_Task statement:_ Show all lines from the listing below that contain "Заблокировать".

Collected data entries
--------------------------------------------------

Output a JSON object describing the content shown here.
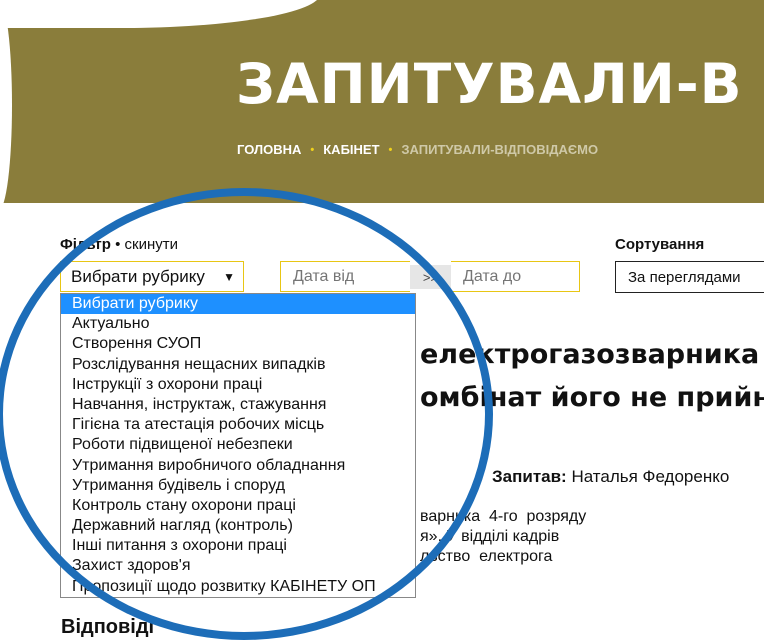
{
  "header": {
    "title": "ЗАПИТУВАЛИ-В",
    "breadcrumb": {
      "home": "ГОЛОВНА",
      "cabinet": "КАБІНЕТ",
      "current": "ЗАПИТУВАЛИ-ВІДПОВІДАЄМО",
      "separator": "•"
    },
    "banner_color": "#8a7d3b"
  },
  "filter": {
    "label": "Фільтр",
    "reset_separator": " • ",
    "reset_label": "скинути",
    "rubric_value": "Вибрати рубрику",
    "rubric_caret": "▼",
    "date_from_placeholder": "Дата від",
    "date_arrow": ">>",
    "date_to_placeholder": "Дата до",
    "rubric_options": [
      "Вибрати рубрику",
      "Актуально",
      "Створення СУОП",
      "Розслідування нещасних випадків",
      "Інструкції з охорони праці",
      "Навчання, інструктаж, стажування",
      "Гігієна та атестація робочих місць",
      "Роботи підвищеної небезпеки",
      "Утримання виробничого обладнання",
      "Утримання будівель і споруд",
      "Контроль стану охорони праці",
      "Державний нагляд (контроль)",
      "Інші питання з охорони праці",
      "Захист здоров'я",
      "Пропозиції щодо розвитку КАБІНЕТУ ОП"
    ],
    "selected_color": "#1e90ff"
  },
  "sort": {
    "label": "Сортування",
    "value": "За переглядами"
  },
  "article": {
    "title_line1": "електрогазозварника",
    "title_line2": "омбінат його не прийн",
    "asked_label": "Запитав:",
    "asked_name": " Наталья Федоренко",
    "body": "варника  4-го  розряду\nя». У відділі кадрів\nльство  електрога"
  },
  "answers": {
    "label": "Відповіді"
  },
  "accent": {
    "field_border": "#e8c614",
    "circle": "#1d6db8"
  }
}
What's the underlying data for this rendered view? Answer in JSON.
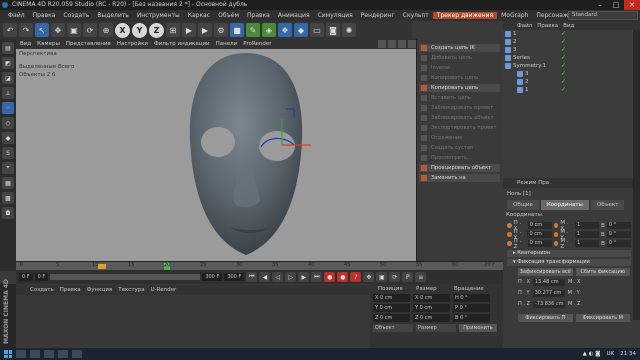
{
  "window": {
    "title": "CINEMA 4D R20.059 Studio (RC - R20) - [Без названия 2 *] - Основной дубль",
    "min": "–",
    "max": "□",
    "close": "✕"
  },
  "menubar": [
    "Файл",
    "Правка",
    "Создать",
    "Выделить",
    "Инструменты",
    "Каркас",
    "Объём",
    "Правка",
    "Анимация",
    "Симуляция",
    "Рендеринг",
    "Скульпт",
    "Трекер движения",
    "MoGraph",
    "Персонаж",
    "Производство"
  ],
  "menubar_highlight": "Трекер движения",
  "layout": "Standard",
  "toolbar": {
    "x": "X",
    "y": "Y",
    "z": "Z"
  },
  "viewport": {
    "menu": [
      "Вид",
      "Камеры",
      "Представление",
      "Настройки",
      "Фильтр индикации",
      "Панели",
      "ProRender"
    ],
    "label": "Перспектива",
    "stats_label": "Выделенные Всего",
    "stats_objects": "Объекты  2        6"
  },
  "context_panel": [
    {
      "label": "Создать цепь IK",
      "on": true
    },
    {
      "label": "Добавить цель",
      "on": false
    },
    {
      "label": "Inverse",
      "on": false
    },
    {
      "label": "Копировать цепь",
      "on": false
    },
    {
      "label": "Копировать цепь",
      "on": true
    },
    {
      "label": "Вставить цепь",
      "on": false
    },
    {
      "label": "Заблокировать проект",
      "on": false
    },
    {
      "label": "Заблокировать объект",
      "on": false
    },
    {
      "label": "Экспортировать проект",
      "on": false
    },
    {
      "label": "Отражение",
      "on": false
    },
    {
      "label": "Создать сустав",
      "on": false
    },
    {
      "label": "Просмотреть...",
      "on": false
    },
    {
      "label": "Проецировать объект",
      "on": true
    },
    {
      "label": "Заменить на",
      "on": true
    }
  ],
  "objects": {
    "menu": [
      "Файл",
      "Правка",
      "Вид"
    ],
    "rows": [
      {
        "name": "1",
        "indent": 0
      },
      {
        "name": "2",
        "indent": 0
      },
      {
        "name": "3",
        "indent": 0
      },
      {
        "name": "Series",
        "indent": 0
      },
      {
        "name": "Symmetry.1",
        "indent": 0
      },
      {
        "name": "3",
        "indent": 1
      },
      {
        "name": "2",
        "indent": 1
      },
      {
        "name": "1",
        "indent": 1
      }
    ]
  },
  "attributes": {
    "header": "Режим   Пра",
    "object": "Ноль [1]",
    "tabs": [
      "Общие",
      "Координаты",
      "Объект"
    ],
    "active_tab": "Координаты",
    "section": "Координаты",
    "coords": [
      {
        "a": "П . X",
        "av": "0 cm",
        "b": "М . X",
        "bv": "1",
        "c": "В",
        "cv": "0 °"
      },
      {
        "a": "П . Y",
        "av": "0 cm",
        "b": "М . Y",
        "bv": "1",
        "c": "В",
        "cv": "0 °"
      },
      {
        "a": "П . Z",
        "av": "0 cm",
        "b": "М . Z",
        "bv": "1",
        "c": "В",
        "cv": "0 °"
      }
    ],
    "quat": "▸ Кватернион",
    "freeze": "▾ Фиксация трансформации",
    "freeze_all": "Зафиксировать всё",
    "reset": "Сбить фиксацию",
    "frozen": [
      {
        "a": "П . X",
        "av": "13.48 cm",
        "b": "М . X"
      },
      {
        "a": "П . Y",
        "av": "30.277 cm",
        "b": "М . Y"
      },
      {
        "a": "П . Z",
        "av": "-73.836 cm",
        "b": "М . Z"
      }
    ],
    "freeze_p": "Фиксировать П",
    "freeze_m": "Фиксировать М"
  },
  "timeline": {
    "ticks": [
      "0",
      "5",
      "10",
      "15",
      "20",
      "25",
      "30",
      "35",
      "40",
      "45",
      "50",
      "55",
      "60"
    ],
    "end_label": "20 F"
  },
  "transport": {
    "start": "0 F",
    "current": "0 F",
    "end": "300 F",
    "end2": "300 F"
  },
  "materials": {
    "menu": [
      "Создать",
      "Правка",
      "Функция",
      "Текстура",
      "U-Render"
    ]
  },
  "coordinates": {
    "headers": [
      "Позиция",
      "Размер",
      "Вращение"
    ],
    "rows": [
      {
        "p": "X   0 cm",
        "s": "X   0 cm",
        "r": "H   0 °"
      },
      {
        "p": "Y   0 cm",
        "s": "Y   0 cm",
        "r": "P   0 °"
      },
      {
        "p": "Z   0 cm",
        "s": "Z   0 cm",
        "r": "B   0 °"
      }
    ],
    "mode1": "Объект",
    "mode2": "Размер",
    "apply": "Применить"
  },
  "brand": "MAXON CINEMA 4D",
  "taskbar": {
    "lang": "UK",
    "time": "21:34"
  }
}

--------------------------------------------------

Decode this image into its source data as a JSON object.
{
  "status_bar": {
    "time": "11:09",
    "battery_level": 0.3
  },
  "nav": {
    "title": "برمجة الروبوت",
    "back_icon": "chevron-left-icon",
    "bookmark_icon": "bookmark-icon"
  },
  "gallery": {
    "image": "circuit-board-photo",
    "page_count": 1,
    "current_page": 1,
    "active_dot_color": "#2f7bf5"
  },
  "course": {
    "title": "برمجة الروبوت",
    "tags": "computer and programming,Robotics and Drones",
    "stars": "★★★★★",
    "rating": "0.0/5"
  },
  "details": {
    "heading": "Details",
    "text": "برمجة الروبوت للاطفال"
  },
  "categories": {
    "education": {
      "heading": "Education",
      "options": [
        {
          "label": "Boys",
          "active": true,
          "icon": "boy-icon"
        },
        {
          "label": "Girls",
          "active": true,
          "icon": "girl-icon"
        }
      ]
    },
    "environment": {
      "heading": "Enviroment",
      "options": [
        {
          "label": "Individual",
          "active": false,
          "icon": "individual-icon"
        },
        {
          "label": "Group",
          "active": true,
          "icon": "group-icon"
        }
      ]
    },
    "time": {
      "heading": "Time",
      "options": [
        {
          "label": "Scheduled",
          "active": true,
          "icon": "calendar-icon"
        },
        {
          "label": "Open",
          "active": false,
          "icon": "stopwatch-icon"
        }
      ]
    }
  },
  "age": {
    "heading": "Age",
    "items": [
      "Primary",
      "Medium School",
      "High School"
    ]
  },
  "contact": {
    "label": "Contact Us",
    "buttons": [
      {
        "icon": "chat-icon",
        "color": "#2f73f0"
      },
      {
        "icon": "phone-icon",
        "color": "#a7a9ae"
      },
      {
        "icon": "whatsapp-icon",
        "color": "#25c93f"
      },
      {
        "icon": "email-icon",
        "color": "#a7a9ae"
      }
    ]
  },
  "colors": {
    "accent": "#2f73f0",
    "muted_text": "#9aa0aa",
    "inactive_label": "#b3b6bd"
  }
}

--------------------------------------------------

_Finished exercise:_
      "label": "Заблокировать проект",
      "label": "Заблокировать объект",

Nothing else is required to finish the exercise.